Go through the listing and copy each line with the string "ylabel".

Dataset entries on figures
________________________________________
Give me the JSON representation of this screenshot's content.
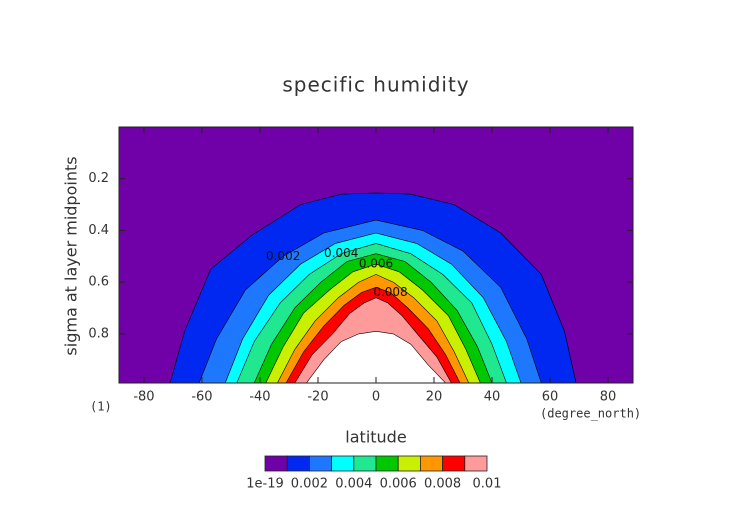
{
  "chart_data": {
    "type": "contour",
    "title": "specific humidity",
    "xlabel": "latitude",
    "ylabel": "sigma at layer midpoints",
    "xunit": "(degree_north)",
    "yunit": "(1)",
    "xlim": [
      -88.6,
      88.6
    ],
    "ylim": [
      0.0,
      0.99
    ],
    "y_inverted": true,
    "xticks": [
      -80,
      -60,
      -40,
      -20,
      0,
      20,
      40,
      60,
      80
    ],
    "yticks": [
      0.2,
      0.4,
      0.6,
      0.8
    ],
    "levels": [
      1e-19,
      0.001,
      0.002,
      0.003,
      0.004,
      0.005,
      0.006,
      0.007,
      0.008,
      0.009,
      0.01
    ],
    "colors": [
      "#7000a8",
      "#0028f0",
      "#1e78ff",
      "#00ffff",
      "#20e890",
      "#00c800",
      "#c8f000",
      "#ff9800",
      "#ff0000",
      "#ff9a9a"
    ],
    "above_color": "#ffffff",
    "cbar_ticks": [
      1e-19,
      0.002,
      0.004,
      0.006,
      0.008,
      0.01
    ],
    "contours": [
      {
        "level": 0.001,
        "lat": [
          -71,
          -66,
          -57,
          -43,
          -26,
          -12,
          0,
          12,
          27,
          43,
          57,
          65,
          69
        ],
        "sigma": [
          0.99,
          0.79,
          0.55,
          0.42,
          0.3,
          0.26,
          0.255,
          0.26,
          0.3,
          0.41,
          0.57,
          0.79,
          0.99
        ]
      },
      {
        "level": 0.002,
        "lat": [
          -61,
          -55,
          -45,
          -32,
          -18,
          0,
          16,
          30,
          43,
          52,
          57
        ],
        "sigma": [
          0.99,
          0.82,
          0.63,
          0.5,
          0.41,
          0.36,
          0.4,
          0.48,
          0.62,
          0.82,
          0.99
        ]
      },
      {
        "level": 0.003,
        "lat": [
          -52,
          -46,
          -37,
          -26,
          -14,
          0,
          14,
          26,
          37,
          45,
          50
        ],
        "sigma": [
          0.99,
          0.82,
          0.65,
          0.53,
          0.45,
          0.41,
          0.45,
          0.53,
          0.66,
          0.83,
          0.99
        ]
      },
      {
        "level": 0.004,
        "lat": [
          -48,
          -42,
          -33,
          -23,
          -12,
          0,
          12,
          23,
          33,
          40,
          45
        ],
        "sigma": [
          0.99,
          0.83,
          0.68,
          0.57,
          0.49,
          0.45,
          0.49,
          0.57,
          0.68,
          0.84,
          0.99
        ]
      },
      {
        "level": 0.005,
        "lat": [
          -42,
          -36,
          -28,
          -19,
          -10,
          0,
          10,
          19,
          28,
          35,
          40
        ],
        "sigma": [
          0.99,
          0.84,
          0.7,
          0.6,
          0.52,
          0.49,
          0.52,
          0.6,
          0.71,
          0.85,
          0.99
        ]
      },
      {
        "level": 0.006,
        "lat": [
          -38,
          -32,
          -25,
          -16,
          -8,
          0,
          8,
          16,
          25,
          31,
          36
        ],
        "sigma": [
          0.99,
          0.85,
          0.72,
          0.63,
          0.56,
          0.53,
          0.56,
          0.63,
          0.73,
          0.86,
          0.99
        ]
      },
      {
        "level": 0.007,
        "lat": [
          -34,
          -28,
          -21,
          -13,
          -6,
          0,
          6,
          13,
          21,
          27,
          32
        ],
        "sigma": [
          0.99,
          0.86,
          0.75,
          0.66,
          0.6,
          0.57,
          0.6,
          0.66,
          0.75,
          0.87,
          0.99
        ]
      },
      {
        "level": 0.008,
        "lat": [
          -31,
          -25,
          -18,
          -11,
          -5,
          0,
          5,
          11,
          18,
          24,
          29
        ],
        "sigma": [
          0.99,
          0.87,
          0.77,
          0.69,
          0.64,
          0.62,
          0.64,
          0.7,
          0.78,
          0.88,
          0.99
        ]
      },
      {
        "level": 0.009,
        "lat": [
          -28,
          -22,
          -15,
          -9,
          -4,
          0,
          4,
          9,
          15,
          21,
          26
        ],
        "sigma": [
          0.99,
          0.88,
          0.8,
          0.72,
          0.68,
          0.66,
          0.68,
          0.73,
          0.81,
          0.89,
          0.99
        ]
      },
      {
        "level": 0.01,
        "lat": [
          -24,
          -18,
          -12,
          -6,
          0,
          6,
          12,
          18,
          24
        ],
        "sigma": [
          0.99,
          0.9,
          0.83,
          0.8,
          0.79,
          0.8,
          0.84,
          0.92,
          0.99
        ]
      }
    ]
  }
}
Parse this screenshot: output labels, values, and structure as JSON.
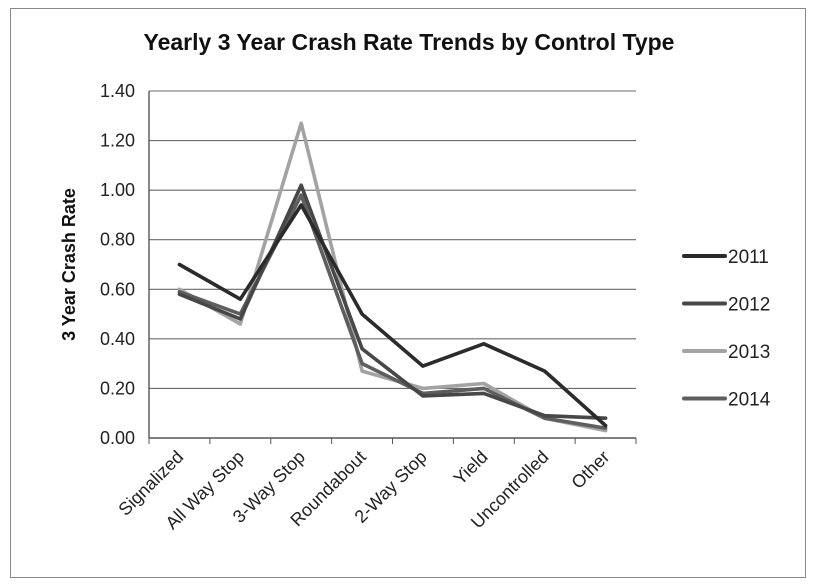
{
  "chart_data": {
    "type": "line",
    "title": "Yearly 3 Year Crash Rate Trends by Control Type",
    "xlabel": "",
    "ylabel": "3 Year Crash Rate",
    "categories": [
      "Signalized",
      "All Way Stop",
      "3-Way Stop",
      "Roundabout",
      "2-Way Stop",
      "Yield",
      "Uncontrolled",
      "Other"
    ],
    "y_ticks": [
      "0.00",
      "0.20",
      "0.40",
      "0.60",
      "0.80",
      "1.00",
      "1.20",
      "1.40"
    ],
    "ylim": [
      0,
      1.4
    ],
    "grid": "horizontal",
    "legend_position": "right",
    "series": [
      {
        "name": "2011",
        "color": "#2b2b2b",
        "values": [
          0.7,
          0.56,
          0.94,
          0.5,
          0.29,
          0.38,
          0.27,
          0.05
        ]
      },
      {
        "name": "2012",
        "color": "#474747",
        "values": [
          0.58,
          0.48,
          1.02,
          0.36,
          0.17,
          0.18,
          0.09,
          0.08
        ]
      },
      {
        "name": "2013",
        "color": "#a3a3a3",
        "values": [
          0.6,
          0.46,
          1.27,
          0.27,
          0.2,
          0.22,
          0.08,
          0.03
        ]
      },
      {
        "name": "2014",
        "color": "#5e5e5e",
        "values": [
          0.59,
          0.5,
          0.98,
          0.3,
          0.18,
          0.2,
          0.08,
          0.04
        ]
      }
    ]
  }
}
________________________________________
Exercise output:
    "ylabel": "sigma at layer midpoints",
    "ylabel": "3 Year Crash Rate",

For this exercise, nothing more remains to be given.